#### [SET EXERCISE]
Write out the full listing again, exactly as it stands.
_ _ _ _ _ _ _
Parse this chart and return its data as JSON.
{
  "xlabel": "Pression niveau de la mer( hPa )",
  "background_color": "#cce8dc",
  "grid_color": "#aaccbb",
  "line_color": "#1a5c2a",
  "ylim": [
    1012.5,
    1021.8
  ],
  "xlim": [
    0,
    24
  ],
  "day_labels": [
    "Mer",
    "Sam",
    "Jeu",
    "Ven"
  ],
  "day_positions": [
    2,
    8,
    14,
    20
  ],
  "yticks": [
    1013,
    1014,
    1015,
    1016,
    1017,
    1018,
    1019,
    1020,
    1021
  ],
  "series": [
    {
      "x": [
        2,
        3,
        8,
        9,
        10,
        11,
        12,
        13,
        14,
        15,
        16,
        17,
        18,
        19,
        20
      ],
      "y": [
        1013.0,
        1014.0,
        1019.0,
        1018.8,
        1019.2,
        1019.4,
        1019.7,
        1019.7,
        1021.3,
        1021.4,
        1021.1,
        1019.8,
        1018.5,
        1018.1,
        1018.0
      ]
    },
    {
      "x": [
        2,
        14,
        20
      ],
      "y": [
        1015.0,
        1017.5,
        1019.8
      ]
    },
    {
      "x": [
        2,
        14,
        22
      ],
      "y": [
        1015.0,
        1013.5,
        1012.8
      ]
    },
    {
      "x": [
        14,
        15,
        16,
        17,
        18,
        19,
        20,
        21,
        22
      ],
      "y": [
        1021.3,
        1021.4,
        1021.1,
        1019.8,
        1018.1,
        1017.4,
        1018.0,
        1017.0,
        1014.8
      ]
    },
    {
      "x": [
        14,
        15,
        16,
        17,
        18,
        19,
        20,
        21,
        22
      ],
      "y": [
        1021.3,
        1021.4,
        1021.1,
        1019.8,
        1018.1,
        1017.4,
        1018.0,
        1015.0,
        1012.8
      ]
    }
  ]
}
_ _ _ _ _ _ _
#### [WRITTEN ANSWER]
Parse this chart and return its data as JSON.
{
  "xlabel": "Pression niveau de la mer( hPa )",
  "background_color": "#cce8dc",
  "grid_color": "#aaccbb",
  "line_color": "#1a5c2a",
  "ylim": [
    1012.5,
    1021.8
  ],
  "xlim": [
    0,
    24
  ],
  "day_labels": [
    "Mer",
    "Sam",
    "Jeu",
    "Ven"
  ],
  "day_positions": [
    2,
    8,
    14,
    20
  ],
  "yticks": [
    1013,
    1014,
    1015,
    1016,
    1017,
    1018,
    1019,
    1020,
    1021
  ],
  "series": [
    {
      "x": [
        2,
        3,
        8,
        9,
        10,
        11,
        12,
        13,
        14,
        15,
        16,
        17,
        18,
        19,
        20
      ],
      "y": [
        1013.0,
        1014.0,
        1019.0,
        1018.8,
        1019.2,
        1019.4,
        1019.7,
        1019.7,
        1021.3,
        1021.4,
        1021.1,
        1019.8,
        1018.5,
        1018.1,
        1018.0
      ]
    },
    {
      "x": [
        2,
        14,
        20
      ],
      "y": [
        1015.0,
        1017.5,
        1019.8
      ]
    },
    {
      "x": [
        2,
        14,
        22
      ],
      "y": [
        1015.0,
        1013.5,
        1012.8
      ]
    },
    {
      "x": [
        14,
        15,
        16,
        17,
        18,
        19,
        20,
        21,
        22
      ],
      "y": [
        1021.3,
        1021.4,
        1021.1,
        1019.8,
        1018.1,
        1017.4,
        1018.0,
        1017.0,
        1014.8
      ]
    },
    {
      "x": [
        14,
        15,
        16,
        17,
        18,
        19,
        20,
        21,
        22
      ],
      "y": [
        1021.3,
        1021.4,
        1021.1,
        1019.8,
        1018.1,
        1017.4,
        1018.0,
        1015.0,
        1012.8
      ]
    }
  ]
}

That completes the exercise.